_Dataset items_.
* * * * *

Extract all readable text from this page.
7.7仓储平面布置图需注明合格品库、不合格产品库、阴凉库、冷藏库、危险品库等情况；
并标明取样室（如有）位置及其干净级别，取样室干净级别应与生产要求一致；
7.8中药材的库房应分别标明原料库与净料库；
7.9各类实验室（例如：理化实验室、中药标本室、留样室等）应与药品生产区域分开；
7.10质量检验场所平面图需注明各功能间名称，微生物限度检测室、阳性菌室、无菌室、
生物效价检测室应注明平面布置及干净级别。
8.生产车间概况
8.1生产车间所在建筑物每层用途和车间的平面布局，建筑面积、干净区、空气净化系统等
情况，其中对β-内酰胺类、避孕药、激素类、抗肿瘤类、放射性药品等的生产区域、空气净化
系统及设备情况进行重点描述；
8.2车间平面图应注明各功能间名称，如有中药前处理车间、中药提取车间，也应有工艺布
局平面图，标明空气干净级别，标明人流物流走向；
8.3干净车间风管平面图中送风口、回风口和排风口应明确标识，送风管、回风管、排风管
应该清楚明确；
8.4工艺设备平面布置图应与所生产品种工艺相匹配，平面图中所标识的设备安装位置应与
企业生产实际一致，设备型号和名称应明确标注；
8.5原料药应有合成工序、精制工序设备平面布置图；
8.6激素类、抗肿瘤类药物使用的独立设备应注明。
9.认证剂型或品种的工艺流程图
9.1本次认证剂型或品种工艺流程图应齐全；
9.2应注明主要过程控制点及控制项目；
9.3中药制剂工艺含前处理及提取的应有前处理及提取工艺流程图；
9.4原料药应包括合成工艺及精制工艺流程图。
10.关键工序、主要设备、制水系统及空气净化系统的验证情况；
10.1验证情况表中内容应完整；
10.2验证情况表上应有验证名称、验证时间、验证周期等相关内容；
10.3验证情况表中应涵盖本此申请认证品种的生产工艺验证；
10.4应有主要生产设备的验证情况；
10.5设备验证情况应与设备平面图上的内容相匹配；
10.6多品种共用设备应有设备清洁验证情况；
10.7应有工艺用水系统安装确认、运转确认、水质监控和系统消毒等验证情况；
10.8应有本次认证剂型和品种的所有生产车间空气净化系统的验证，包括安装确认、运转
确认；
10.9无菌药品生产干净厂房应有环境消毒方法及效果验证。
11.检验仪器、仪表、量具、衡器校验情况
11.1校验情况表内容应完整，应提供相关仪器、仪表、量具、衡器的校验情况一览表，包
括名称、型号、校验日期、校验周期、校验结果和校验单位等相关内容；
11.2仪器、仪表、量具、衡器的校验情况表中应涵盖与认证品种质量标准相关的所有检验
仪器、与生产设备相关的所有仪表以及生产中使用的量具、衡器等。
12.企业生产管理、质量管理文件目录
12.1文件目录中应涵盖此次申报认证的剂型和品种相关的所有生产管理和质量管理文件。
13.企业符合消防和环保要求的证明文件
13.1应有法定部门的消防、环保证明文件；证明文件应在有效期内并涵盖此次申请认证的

* * * * *

_Job_. Every record shown above should be written out again exactly.

_Full response_.
Extract all readable text from this page.
7.7仓储平面布置图需注明合格品库、不合格产品库、阴凉库、冷藏库、危险品库等情况；
并标明取样室（如有）位置及其干净级别，取样室干净级别应与生产要求一致；
7.8中药材的库房应分别标明原料库与净料库；
7.9各类实验室（例如：理化实验室、中药标本室、留样室等）应与药品生产区域分开；
7.10质量检验场所平面图需注明各功能间名称，微生物限度检测室、阳性菌室、无菌室、
生物效价检测室应注明平面布置及干净级别。
8.生产车间概况
8.1生产车间所在建筑物每层用途和车间的平面布局，建筑面积、干净区、空气净化系统等
情况，其中对β-内酰胺类、避孕药、激素类、抗肿瘤类、放射性药品等的生产区域、空气净化
系统及设备情况进行重点描述；
8.2车间平面图应注明各功能间名称，如有中药前处理车间、中药提取车间，也应有工艺布
局平面图，标明空气干净级别，标明人流物流走向；
8.3干净车间风管平面图中送风口、回风口和排风口应明确标识，送风管、回风管、排风管
应该清楚明确；
8.4工艺设备平面布置图应与所生产品种工艺相匹配，平面图中所标识的设备安装位置应与
企业生产实际一致，设备型号和名称应明确标注；
8.5原料药应有合成工序、精制工序设备平面布置图；
8.6激素类、抗肿瘤类药物使用的独立设备应注明。
9.认证剂型或品种的工艺流程图
9.1本次认证剂型或品种工艺流程图应齐全；
9.2应注明主要过程控制点及控制项目；
9.3中药制剂工艺含前处理及提取的应有前处理及提取工艺流程图；
9.4原料药应包括合成工艺及精制工艺流程图。
10.关键工序、主要设备、制水系统及空气净化系统的验证情况；
10.1验证情况表中内容应完整；
10.2验证情况表上应有验证名称、验证时间、验证周期等相关内容；
10.3验证情况表中应涵盖本此申请认证品种的生产工艺验证；
10.4应有主要生产设备的验证情况；
10.5设备验证情况应与设备平面图上的内容相匹配；
10.6多品种共用设备应有设备清洁验证情况；
10.7应有工艺用水系统安装确认、运转确认、水质监控和系统消毒等验证情况；
10.8应有本次认证剂型和品种的所有生产车间空气净化系统的验证，包括安装确认、运转
确认；
10.9无菌药品生产干净厂房应有环境消毒方法及效果验证。
11.检验仪器、仪表、量具、衡器校验情况
11.1校验情况表内容应完整，应提供相关仪器、仪表、量具、衡器的校验情况一览表，包
括名称、型号、校验日期、校验周期、校验结果和校验单位等相关内容；
11.2仪器、仪表、量具、衡器的校验情况表中应涵盖与认证品种质量标准相关的所有检验
仪器、与生产设备相关的所有仪表以及生产中使用的量具、衡器等。
12.企业生产管理、质量管理文件目录
12.1文件目录中应涵盖此次申报认证的剂型和品种相关的所有生产管理和质量管理文件。
13.企业符合消防和环保要求的证明文件
13.1应有法定部门的消防、环保证明文件；证明文件应在有效期内并涵盖此次申请认证的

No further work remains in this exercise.